__RECORDS TO PROCESS__
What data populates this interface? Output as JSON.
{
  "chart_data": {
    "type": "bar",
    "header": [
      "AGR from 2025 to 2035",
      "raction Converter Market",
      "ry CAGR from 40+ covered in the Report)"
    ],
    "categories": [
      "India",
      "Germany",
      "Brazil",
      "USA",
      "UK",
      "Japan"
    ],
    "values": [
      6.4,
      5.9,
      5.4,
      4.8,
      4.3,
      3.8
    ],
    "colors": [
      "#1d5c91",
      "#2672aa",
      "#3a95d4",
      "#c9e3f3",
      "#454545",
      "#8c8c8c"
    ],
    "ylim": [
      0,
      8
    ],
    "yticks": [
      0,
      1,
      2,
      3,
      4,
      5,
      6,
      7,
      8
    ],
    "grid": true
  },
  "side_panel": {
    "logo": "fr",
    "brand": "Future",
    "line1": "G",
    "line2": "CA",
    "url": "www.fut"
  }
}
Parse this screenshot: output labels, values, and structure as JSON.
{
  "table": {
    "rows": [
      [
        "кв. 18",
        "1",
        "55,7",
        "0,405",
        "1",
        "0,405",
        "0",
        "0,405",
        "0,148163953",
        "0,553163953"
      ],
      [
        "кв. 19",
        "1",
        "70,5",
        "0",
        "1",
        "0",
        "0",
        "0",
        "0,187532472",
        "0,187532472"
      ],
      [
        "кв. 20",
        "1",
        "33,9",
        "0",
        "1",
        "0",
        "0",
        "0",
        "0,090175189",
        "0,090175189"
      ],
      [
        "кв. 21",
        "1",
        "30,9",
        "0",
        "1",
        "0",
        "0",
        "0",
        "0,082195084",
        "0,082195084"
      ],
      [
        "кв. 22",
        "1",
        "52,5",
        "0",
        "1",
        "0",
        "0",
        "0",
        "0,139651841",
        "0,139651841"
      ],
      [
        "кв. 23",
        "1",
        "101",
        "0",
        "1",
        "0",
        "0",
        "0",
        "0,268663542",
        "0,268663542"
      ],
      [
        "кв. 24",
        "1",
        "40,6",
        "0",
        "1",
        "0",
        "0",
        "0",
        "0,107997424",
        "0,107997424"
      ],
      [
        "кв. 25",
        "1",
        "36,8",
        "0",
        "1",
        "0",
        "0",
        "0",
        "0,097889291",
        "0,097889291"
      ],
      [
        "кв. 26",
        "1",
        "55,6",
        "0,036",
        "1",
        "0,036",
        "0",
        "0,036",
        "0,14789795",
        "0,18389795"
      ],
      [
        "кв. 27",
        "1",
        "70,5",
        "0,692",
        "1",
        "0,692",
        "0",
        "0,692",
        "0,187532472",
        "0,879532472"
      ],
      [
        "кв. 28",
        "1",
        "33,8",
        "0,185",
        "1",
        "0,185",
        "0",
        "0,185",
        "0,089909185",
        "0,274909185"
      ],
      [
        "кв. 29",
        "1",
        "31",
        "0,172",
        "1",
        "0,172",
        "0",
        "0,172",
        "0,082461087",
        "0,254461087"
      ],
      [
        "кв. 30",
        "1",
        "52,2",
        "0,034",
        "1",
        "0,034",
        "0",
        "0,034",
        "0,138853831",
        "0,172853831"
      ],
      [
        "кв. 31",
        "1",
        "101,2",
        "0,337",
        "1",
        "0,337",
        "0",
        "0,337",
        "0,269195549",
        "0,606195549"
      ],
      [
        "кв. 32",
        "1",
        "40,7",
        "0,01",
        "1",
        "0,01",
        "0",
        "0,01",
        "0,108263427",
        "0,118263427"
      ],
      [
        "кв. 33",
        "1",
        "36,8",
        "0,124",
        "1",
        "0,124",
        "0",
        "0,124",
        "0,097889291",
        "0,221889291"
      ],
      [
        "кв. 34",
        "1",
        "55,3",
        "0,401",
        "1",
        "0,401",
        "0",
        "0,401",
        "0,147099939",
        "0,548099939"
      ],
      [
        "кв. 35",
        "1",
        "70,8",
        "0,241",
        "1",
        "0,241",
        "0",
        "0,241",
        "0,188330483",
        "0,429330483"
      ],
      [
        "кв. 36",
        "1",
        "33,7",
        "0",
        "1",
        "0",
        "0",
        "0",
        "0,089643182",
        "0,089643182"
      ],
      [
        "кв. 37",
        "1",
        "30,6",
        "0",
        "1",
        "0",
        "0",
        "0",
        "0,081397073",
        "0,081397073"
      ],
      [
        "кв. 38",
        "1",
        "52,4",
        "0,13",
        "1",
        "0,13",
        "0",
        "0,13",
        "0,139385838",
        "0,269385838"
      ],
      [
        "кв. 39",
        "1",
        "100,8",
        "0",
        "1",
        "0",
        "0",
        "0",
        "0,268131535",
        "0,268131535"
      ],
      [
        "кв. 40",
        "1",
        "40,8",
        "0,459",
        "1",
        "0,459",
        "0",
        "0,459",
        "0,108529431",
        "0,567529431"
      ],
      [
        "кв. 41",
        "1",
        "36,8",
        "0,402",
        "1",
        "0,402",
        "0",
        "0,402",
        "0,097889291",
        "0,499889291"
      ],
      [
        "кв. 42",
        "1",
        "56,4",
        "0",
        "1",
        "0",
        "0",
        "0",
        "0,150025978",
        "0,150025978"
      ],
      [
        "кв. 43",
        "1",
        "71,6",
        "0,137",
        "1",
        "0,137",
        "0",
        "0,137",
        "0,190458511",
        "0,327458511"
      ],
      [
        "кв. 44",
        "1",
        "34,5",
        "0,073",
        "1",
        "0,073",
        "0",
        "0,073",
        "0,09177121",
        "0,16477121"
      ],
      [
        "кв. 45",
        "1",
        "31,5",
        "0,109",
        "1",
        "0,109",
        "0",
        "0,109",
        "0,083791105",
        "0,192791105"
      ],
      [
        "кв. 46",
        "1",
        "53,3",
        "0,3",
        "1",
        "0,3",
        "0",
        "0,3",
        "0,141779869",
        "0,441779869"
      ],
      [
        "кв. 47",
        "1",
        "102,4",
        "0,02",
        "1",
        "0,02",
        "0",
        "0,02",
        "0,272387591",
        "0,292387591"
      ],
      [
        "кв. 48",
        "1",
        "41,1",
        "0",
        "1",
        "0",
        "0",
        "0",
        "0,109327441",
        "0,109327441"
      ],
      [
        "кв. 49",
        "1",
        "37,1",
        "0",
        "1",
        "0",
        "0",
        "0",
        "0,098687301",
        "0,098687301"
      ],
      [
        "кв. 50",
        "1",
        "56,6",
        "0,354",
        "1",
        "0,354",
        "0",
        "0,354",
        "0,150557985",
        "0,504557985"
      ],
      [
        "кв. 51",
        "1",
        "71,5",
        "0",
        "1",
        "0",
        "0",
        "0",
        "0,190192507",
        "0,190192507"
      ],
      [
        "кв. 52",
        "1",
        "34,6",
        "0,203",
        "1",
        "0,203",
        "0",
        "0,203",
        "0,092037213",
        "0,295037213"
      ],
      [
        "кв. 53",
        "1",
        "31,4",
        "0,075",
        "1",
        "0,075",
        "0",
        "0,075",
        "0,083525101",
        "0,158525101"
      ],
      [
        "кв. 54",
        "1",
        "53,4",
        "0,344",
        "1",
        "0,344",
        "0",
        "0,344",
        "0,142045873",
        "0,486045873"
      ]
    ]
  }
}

__WHAT YOU ARE ASKED TO DO__
Return all of the entries exactly as written.

__THE RESPONSE__
What data populates this interface? Output as JSON.
{
  "chart_data": {
    "type": "bar",
    "header": [
      "AGR from 2025 to 2035",
      "raction Converter Market",
      "ry CAGR from 40+ covered in the Report)"
    ],
    "categories": [
      "India",
      "Germany",
      "Brazil",
      "USA",
      "UK",
      "Japan"
    ],
    "values": [
      6.4,
      5.9,
      5.4,
      4.8,
      4.3,
      3.8
    ],
    "colors": [
      "#1d5c91",
      "#2672aa",
      "#3a95d4",
      "#c9e3f3",
      "#454545",
      "#8c8c8c"
    ],
    "ylim": [
      0,
      8
    ],
    "yticks": [
      0,
      1,
      2,
      3,
      4,
      5,
      6,
      7,
      8
    ],
    "grid": true
  },
  "side_panel": {
    "logo": "fr",
    "brand": "Future",
    "line1": "G",
    "line2": "CA",
    "url": "www.fut"
  }
}
Parse this screenshot: output labels, values, and structure as JSON.
{
  "table": {
    "rows": [
      [
        "кв. 18",
        "1",
        "55,7",
        "0,405",
        "1",
        "0,405",
        "0",
        "0,405",
        "0,148163953",
        "0,553163953"
      ],
      [
        "кв. 19",
        "1",
        "70,5",
        "0",
        "1",
        "0",
        "0",
        "0",
        "0,187532472",
        "0,187532472"
      ],
      [
        "кв. 20",
        "1",
        "33,9",
        "0",
        "1",
        "0",
        "0",
        "0",
        "0,090175189",
        "0,090175189"
      ],
      [
        "кв. 21",
        "1",
        "30,9",
        "0",
        "1",
        "0",
        "0",
        "0",
        "0,082195084",
        "0,082195084"
      ],
      [
        "кв. 22",
        "1",
        "52,5",
        "0",
        "1",
        "0",
        "0",
        "0",
        "0,139651841",
        "0,139651841"
      ],
      [
        "кв. 23",
        "1",
        "101",
        "0",
        "1",
        "0",
        "0",
        "0",
        "0,268663542",
        "0,268663542"
      ],
      [
        "кв. 24",
        "1",
        "40,6",
        "0",
        "1",
        "0",
        "0",
        "0",
        "0,107997424",
        "0,107997424"
      ],
      [
        "кв. 25",
        "1",
        "36,8",
        "0",
        "1",
        "0",
        "0",
        "0",
        "0,097889291",
        "0,097889291"
      ],
      [
        "кв. 26",
        "1",
        "55,6",
        "0,036",
        "1",
        "0,036",
        "0",
        "0,036",
        "0,14789795",
        "0,18389795"
      ],
      [
        "кв. 27",
        "1",
        "70,5",
        "0,692",
        "1",
        "0,692",
        "0",
        "0,692",
        "0,187532472",
        "0,879532472"
      ],
      [
        "кв. 28",
        "1",
        "33,8",
        "0,185",
        "1",
        "0,185",
        "0",
        "0,185",
        "0,089909185",
        "0,274909185"
      ],
      [
        "кв. 29",
        "1",
        "31",
        "0,172",
        "1",
        "0,172",
        "0",
        "0,172",
        "0,082461087",
        "0,254461087"
      ],
      [
        "кв. 30",
        "1",
        "52,2",
        "0,034",
        "1",
        "0,034",
        "0",
        "0,034",
        "0,138853831",
        "0,172853831"
      ],
      [
        "кв. 31",
        "1",
        "101,2",
        "0,337",
        "1",
        "0,337",
        "0",
        "0,337",
        "0,269195549",
        "0,606195549"
      ],
      [
        "кв. 32",
        "1",
        "40,7",
        "0,01",
        "1",
        "0,01",
        "0",
        "0,01",
        "0,108263427",
        "0,118263427"
      ],
      [
        "кв. 33",
        "1",
        "36,8",
        "0,124",
        "1",
        "0,124",
        "0",
        "0,124",
        "0,097889291",
        "0,221889291"
      ],
      [
        "кв. 34",
        "1",
        "55,3",
        "0,401",
        "1",
        "0,401",
        "0",
        "0,401",
        "0,147099939",
        "0,548099939"
      ],
      [
        "кв. 35",
        "1",
        "70,8",
        "0,241",
        "1",
        "0,241",
        "0",
        "0,241",
        "0,188330483",
        "0,429330483"
      ],
      [
        "кв. 36",
        "1",
        "33,7",
        "0",
        "1",
        "0",
        "0",
        "0",
        "0,089643182",
        "0,089643182"
      ],
      [
        "кв. 37",
        "1",
        "30,6",
        "0",
        "1",
        "0",
        "0",
        "0",
        "0,081397073",
        "0,081397073"
      ],
      [
        "кв. 38",
        "1",
        "52,4",
        "0,13",
        "1",
        "0,13",
        "0",
        "0,13",
        "0,139385838",
        "0,269385838"
      ],
      [
        "кв. 39",
        "1",
        "100,8",
        "0",
        "1",
        "0",
        "0",
        "0",
        "0,268131535",
        "0,268131535"
      ],
      [
        "кв. 40",
        "1",
        "40,8",
        "0,459",
        "1",
        "0,459",
        "0",
        "0,459",
        "0,108529431",
        "0,567529431"
      ],
      [
        "кв. 41",
        "1",
        "36,8",
        "0,402",
        "1",
        "0,402",
        "0",
        "0,402",
        "0,097889291",
        "0,499889291"
      ],
      [
        "кв. 42",
        "1",
        "56,4",
        "0",
        "1",
        "0",
        "0",
        "0",
        "0,150025978",
        "0,150025978"
      ],
      [
        "кв. 43",
        "1",
        "71,6",
        "0,137",
        "1",
        "0,137",
        "0",
        "0,137",
        "0,190458511",
        "0,327458511"
      ],
      [
        "кв. 44",
        "1",
        "34,5",
        "0,073",
        "1",
        "0,073",
        "0",
        "0,073",
        "0,09177121",
        "0,16477121"
      ],
      [
        "кв. 45",
        "1",
        "31,5",
        "0,109",
        "1",
        "0,109",
        "0",
        "0,109",
        "0,083791105",
        "0,192791105"
      ],
      [
        "кв. 46",
        "1",
        "53,3",
        "0,3",
        "1",
        "0,3",
        "0",
        "0,3",
        "0,141779869",
        "0,441779869"
      ],
      [
        "кв. 47",
        "1",
        "102,4",
        "0,02",
        "1",
        "0,02",
        "0",
        "0,02",
        "0,272387591",
        "0,292387591"
      ],
      [
        "кв. 48",
        "1",
        "41,1",
        "0",
        "1",
        "0",
        "0",
        "0",
        "0,109327441",
        "0,109327441"
      ],
      [
        "кв. 49",
        "1",
        "37,1",
        "0",
        "1",
        "0",
        "0",
        "0",
        "0,098687301",
        "0,098687301"
      ],
      [
        "кв. 50",
        "1",
        "56,6",
        "0,354",
        "1",
        "0,354",
        "0",
        "0,354",
        "0,150557985",
        "0,504557985"
      ],
      [
        "кв. 51",
        "1",
        "71,5",
        "0",
        "1",
        "0",
        "0",
        "0",
        "0,190192507",
        "0,190192507"
      ],
      [
        "кв. 52",
        "1",
        "34,6",
        "0,203",
        "1",
        "0,203",
        "0",
        "0,203",
        "0,092037213",
        "0,295037213"
      ],
      [
        "кв. 53",
        "1",
        "31,4",
        "0,075",
        "1",
        "0,075",
        "0",
        "0,075",
        "0,083525101",
        "0,158525101"
      ],
      [
        "кв. 54",
        "1",
        "53,4",
        "0,344",
        "1",
        "0,344",
        "0",
        "0,344",
        "0,142045873",
        "0,486045873"
      ]
    ]
  }
}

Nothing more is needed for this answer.